Information shown —
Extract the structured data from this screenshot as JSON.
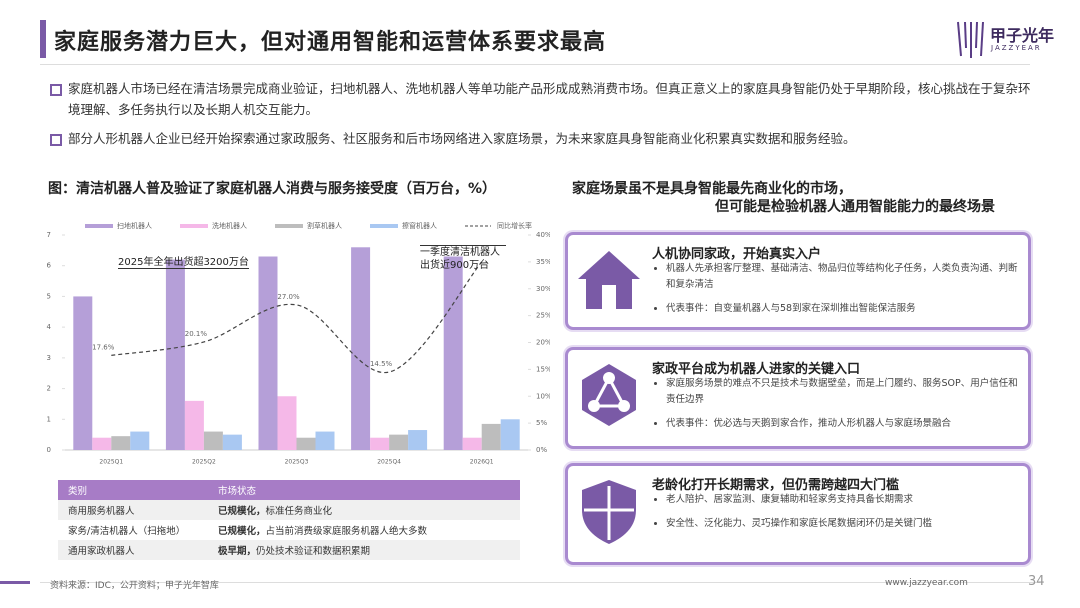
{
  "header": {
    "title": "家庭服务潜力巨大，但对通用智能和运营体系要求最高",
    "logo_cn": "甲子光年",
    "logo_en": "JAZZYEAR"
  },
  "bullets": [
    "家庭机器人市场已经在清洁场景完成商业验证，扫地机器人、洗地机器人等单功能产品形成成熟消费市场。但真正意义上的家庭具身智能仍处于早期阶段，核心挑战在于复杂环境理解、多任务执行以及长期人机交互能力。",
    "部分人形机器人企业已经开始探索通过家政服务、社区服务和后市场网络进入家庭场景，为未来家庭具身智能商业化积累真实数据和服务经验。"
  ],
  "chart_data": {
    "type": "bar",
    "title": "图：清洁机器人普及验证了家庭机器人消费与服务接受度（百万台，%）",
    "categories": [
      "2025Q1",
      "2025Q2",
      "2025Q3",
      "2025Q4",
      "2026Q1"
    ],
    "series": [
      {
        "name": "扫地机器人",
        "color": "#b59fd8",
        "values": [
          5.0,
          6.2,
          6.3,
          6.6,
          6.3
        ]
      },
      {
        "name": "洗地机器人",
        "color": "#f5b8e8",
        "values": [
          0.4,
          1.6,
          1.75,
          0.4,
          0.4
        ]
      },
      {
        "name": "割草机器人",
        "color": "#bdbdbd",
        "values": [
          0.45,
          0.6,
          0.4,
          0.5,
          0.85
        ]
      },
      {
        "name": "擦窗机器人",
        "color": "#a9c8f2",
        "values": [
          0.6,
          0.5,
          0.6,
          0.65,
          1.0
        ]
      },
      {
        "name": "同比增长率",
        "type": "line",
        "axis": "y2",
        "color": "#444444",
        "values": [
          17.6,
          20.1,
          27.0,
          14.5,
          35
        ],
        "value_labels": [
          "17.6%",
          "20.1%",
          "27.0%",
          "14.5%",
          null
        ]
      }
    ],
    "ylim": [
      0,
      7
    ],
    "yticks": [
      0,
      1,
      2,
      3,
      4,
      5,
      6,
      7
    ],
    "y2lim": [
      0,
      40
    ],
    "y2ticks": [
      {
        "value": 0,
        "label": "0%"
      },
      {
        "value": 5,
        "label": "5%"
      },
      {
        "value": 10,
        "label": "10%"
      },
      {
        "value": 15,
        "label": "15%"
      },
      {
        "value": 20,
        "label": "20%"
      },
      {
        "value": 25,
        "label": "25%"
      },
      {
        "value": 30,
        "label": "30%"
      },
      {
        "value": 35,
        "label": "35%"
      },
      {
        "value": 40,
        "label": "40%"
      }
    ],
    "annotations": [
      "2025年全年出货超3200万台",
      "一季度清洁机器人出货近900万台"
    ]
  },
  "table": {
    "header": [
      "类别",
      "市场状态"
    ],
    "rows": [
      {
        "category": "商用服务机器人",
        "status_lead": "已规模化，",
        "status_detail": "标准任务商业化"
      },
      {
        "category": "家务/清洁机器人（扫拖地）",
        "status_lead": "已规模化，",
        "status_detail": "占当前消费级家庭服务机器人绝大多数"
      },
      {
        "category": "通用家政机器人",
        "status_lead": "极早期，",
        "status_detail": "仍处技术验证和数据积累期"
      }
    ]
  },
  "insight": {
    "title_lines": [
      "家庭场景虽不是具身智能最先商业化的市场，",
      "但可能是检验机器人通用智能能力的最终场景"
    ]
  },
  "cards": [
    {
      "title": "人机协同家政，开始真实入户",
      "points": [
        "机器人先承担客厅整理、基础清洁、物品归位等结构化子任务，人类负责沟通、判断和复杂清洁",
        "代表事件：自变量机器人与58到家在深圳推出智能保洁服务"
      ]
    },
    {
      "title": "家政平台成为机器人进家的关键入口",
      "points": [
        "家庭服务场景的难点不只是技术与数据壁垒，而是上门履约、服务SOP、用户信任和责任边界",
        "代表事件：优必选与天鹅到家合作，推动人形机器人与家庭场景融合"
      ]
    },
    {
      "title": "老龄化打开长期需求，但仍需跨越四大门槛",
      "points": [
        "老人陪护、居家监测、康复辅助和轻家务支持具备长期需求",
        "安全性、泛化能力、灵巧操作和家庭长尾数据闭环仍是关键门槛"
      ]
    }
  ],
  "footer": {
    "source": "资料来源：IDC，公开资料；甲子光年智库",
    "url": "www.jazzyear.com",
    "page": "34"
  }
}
* * *
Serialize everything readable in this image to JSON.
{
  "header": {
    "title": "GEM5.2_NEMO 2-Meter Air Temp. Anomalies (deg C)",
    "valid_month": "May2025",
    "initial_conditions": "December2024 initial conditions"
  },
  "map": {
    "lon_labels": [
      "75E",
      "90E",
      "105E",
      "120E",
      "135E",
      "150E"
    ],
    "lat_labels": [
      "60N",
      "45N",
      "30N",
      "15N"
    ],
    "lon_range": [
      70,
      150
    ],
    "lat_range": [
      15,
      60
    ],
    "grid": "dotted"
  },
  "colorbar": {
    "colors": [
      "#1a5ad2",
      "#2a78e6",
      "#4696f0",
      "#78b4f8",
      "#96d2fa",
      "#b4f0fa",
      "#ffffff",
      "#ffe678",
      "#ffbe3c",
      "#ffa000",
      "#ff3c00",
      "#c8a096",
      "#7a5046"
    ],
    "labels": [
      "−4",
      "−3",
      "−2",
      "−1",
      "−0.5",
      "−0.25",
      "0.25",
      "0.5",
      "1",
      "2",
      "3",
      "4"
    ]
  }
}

Requirement — Using the records above, find and show each line with the string "JSON".

Exercise response —
Extract the structured data from this screenshot as JSON.
Serialize everything readable in this image to JSON.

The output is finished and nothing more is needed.